Source records:
=====
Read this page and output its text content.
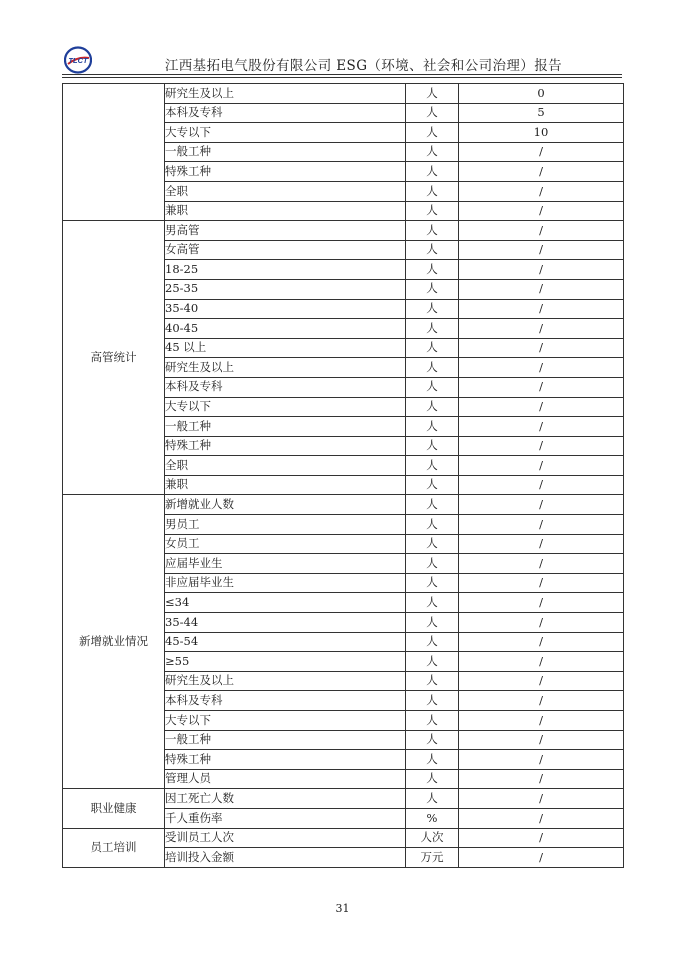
TLCT	江西基拓电气股份有限公司 ESG（环境、社会和公司治理）报告
	研究生及以上	人	0
	本科及专科	人	5
	大专以下	人	10
	一般工种	人	/
	特殊工种	人	/
	全职	人	/
	兼职	人	/
高管统计	男高管	人	/
	女高管	人	/
	18-25	人	/
	25-35	人	/
	35-40	人	/
	40-45	人	/
	45 以上	人	/
	研究生及以上	人	/
	本科及专科	人	/
	大专以下	人	/
	一般工种	人	/
	特殊工种	人	/
	全职	人	/
	兼职	人	/
新增就业情况	新增就业人数	人	/
	男员工	人	/
	女员工	人	/
	应届毕业生	人	/
	非应届毕业生	人	/
	≤34	人	/
	35-44	人	/
	45-54	人	/
	≥55	人	/
	研究生及以上	人	/
	本科及专科	人	/
	大专以下	人	/
	一般工种	人	/
	特殊工种	人	/
	管理人员	人	/
职业健康	因工死亡人数	人	/
	千人重伤率	%	/
员工培训	受训员工人次	人次	/
	培训投入金额	万元	/
31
=====
The records above must be echoed exactly, minus their pictures.

*Correct output*
Read this page and output its text content.
TLCT	江西基拓电气股份有限公司 ESG（环境、社会和公司治理）报告
	研究生及以上	人	0
	本科及专科	人	5
	大专以下	人	10
	一般工种	人	/
	特殊工种	人	/
	全职	人	/
	兼职	人	/
高管统计	男高管	人	/
	女高管	人	/
	18-25	人	/
	25-35	人	/
	35-40	人	/
	40-45	人	/
	45 以上	人	/
	研究生及以上	人	/
	本科及专科	人	/
	大专以下	人	/
	一般工种	人	/
	特殊工种	人	/
	全职	人	/
	兼职	人	/
新增就业情况	新增就业人数	人	/
	男员工	人	/
	女员工	人	/
	应届毕业生	人	/
	非应届毕业生	人	/
	≤34	人	/
	35-44	人	/
	45-54	人	/
	≥55	人	/
	研究生及以上	人	/
	本科及专科	人	/
	大专以下	人	/
	一般工种	人	/
	特殊工种	人	/
	管理人员	人	/
职业健康	因工死亡人数	人	/
	千人重伤率	%	/
员工培训	受训员工人次	人次	/
	培训投入金额	万元	/
31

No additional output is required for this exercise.